Written task
Retype the material word for word.
-- START OF Data provided --
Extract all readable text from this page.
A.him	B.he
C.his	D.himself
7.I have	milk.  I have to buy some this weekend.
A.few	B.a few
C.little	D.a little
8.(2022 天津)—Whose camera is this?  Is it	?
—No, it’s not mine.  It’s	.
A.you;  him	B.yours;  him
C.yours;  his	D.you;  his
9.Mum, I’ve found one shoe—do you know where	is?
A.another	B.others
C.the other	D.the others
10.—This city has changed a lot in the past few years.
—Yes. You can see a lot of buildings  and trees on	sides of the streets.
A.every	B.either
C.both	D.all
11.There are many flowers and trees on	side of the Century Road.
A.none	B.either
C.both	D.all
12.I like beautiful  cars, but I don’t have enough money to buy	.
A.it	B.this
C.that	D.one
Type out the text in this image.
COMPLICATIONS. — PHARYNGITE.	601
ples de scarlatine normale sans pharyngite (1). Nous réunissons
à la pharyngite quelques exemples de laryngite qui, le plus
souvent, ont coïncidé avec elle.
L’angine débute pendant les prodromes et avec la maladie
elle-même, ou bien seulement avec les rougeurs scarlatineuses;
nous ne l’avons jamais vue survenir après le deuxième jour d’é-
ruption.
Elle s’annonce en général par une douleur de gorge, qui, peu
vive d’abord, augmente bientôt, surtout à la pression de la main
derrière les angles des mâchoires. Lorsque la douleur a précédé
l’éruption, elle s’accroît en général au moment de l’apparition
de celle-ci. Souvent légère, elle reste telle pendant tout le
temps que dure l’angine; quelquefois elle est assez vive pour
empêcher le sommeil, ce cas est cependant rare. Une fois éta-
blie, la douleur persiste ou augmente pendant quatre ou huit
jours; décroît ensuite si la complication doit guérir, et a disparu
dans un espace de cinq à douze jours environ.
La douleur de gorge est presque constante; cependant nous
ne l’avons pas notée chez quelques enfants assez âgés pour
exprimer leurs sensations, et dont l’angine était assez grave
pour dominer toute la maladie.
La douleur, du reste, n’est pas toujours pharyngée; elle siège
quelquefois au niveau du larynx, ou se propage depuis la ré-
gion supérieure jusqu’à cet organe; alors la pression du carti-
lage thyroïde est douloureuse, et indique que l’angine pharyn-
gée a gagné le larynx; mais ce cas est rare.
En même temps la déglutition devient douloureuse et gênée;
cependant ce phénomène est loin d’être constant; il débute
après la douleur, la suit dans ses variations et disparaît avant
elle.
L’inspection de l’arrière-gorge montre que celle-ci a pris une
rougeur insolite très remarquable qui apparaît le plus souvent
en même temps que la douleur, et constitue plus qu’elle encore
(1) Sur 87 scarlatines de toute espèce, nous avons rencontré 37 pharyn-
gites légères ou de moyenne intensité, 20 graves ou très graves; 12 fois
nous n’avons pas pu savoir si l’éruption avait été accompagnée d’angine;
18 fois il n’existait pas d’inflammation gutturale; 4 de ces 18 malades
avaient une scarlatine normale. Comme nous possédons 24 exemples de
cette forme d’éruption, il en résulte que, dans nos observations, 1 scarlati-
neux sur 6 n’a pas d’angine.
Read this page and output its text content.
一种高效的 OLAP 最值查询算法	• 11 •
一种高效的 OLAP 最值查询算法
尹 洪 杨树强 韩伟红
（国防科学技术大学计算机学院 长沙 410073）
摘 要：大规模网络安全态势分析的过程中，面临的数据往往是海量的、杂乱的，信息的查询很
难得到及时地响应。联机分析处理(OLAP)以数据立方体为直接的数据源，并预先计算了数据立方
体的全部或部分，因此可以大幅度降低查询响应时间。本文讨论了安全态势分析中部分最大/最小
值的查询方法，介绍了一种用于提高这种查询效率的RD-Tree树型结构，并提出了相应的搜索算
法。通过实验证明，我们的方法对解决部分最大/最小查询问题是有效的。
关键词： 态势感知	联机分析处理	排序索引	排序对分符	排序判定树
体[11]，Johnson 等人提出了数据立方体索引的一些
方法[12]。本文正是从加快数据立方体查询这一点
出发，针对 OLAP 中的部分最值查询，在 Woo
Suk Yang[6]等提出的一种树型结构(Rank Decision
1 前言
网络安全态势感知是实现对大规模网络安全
-- END OF Data provided --
Output below
Extract all readable text from this page.
A.him	B.he
C.his	D.himself
7.I have	milk.  I have to buy some this weekend.
A.few	B.a few
C.little	D.a little
8.(2022 天津)—Whose camera is this?  Is it	?
—No, it’s not mine.  It’s	.
A.you;  him	B.yours;  him
C.yours;  his	D.you;  his
9.Mum, I’ve found one shoe—do you know where	is?
A.another	B.others
C.the other	D.the others
10.—This city has changed a lot in the past few years.
—Yes. You can see a lot of buildings  and trees on	sides of the streets.
A.every	B.either
C.both	D.all
11.There are many flowers and trees on	side of the Century Road.
A.none	B.either
C.both	D.all
12.I like beautiful  cars, but I don’t have enough money to buy	.
A.it	B.this
C.that	D.one
Type out the text in this image.
COMPLICATIONS. — PHARYNGITE.	601
ples de scarlatine normale sans pharyngite (1). Nous réunissons
à la pharyngite quelques exemples de laryngite qui, le plus
souvent, ont coïncidé avec elle.
L’angine débute pendant les prodromes et avec la maladie
elle-même, ou bien seulement avec les rougeurs scarlatineuses;
nous ne l’avons jamais vue survenir après le deuxième jour d’é-
ruption.
Elle s’annonce en général par une douleur de gorge, qui, peu
vive d’abord, augmente bientôt, surtout à la pression de la main
derrière les angles des mâchoires. Lorsque la douleur a précédé
l’éruption, elle s’accroît en général au moment de l’apparition
de celle-ci. Souvent légère, elle reste telle pendant tout le
temps que dure l’angine; quelquefois elle est assez vive pour
empêcher le sommeil, ce cas est cependant rare. Une fois éta-
blie, la douleur persiste ou augmente pendant quatre ou huit
jours; décroît ensuite si la complication doit guérir, et a disparu
dans un espace de cinq à douze jours environ.
La douleur de gorge est presque constante; cependant nous
ne l’avons pas notée chez quelques enfants assez âgés pour
exprimer leurs sensations, et dont l’angine était assez grave
pour dominer toute la maladie.
La douleur, du reste, n’est pas toujours pharyngée; elle siège
quelquefois au niveau du larynx, ou se propage depuis la ré-
gion supérieure jusqu’à cet organe; alors la pression du carti-
lage thyroïde est douloureuse, et indique que l’angine pharyn-
gée a gagné le larynx; mais ce cas est rare.
En même temps la déglutition devient douloureuse et gênée;
cependant ce phénomène est loin d’être constant; il débute
après la douleur, la suit dans ses variations et disparaît avant
elle.
L’inspection de l’arrière-gorge montre que celle-ci a pris une
rougeur insolite très remarquable qui apparaît le plus souvent
en même temps que la douleur, et constitue plus qu’elle encore
(1) Sur 87 scarlatines de toute espèce, nous avons rencontré 37 pharyn-
gites légères ou de moyenne intensité, 20 graves ou très graves; 12 fois
nous n’avons pas pu savoir si l’éruption avait été accompagnée d’angine;
18 fois il n’existait pas d’inflammation gutturale; 4 de ces 18 malades
avaient une scarlatine normale. Comme nous possédons 24 exemples de
cette forme d’éruption, il en résulte que, dans nos observations, 1 scarlati-
neux sur 6 n’a pas d’angine.
Read this page and output its text content.
一种高效的 OLAP 最值查询算法	• 11 •
一种高效的 OLAP 最值查询算法
尹 洪 杨树强 韩伟红
（国防科学技术大学计算机学院 长沙 410073）
摘 要：大规模网络安全态势分析的过程中，面临的数据往往是海量的、杂乱的，信息的查询很
难得到及时地响应。联机分析处理(OLAP)以数据立方体为直接的数据源，并预先计算了数据立方
体的全部或部分，因此可以大幅度降低查询响应时间。本文讨论了安全态势分析中部分最大/最小
值的查询方法，介绍了一种用于提高这种查询效率的RD-Tree树型结构，并提出了相应的搜索算
法。通过实验证明，我们的方法对解决部分最大/最小查询问题是有效的。
关键词： 态势感知	联机分析处理	排序索引	排序对分符	排序判定树
体[11]，Johnson 等人提出了数据立方体索引的一些
方法[12]。本文正是从加快数据立方体查询这一点
出发，针对 OLAP 中的部分最值查询，在 Woo
Suk Yang[6]等提出的一种树型结构(Rank Decision
1 前言
网络安全态势感知是实现对大规模网络安全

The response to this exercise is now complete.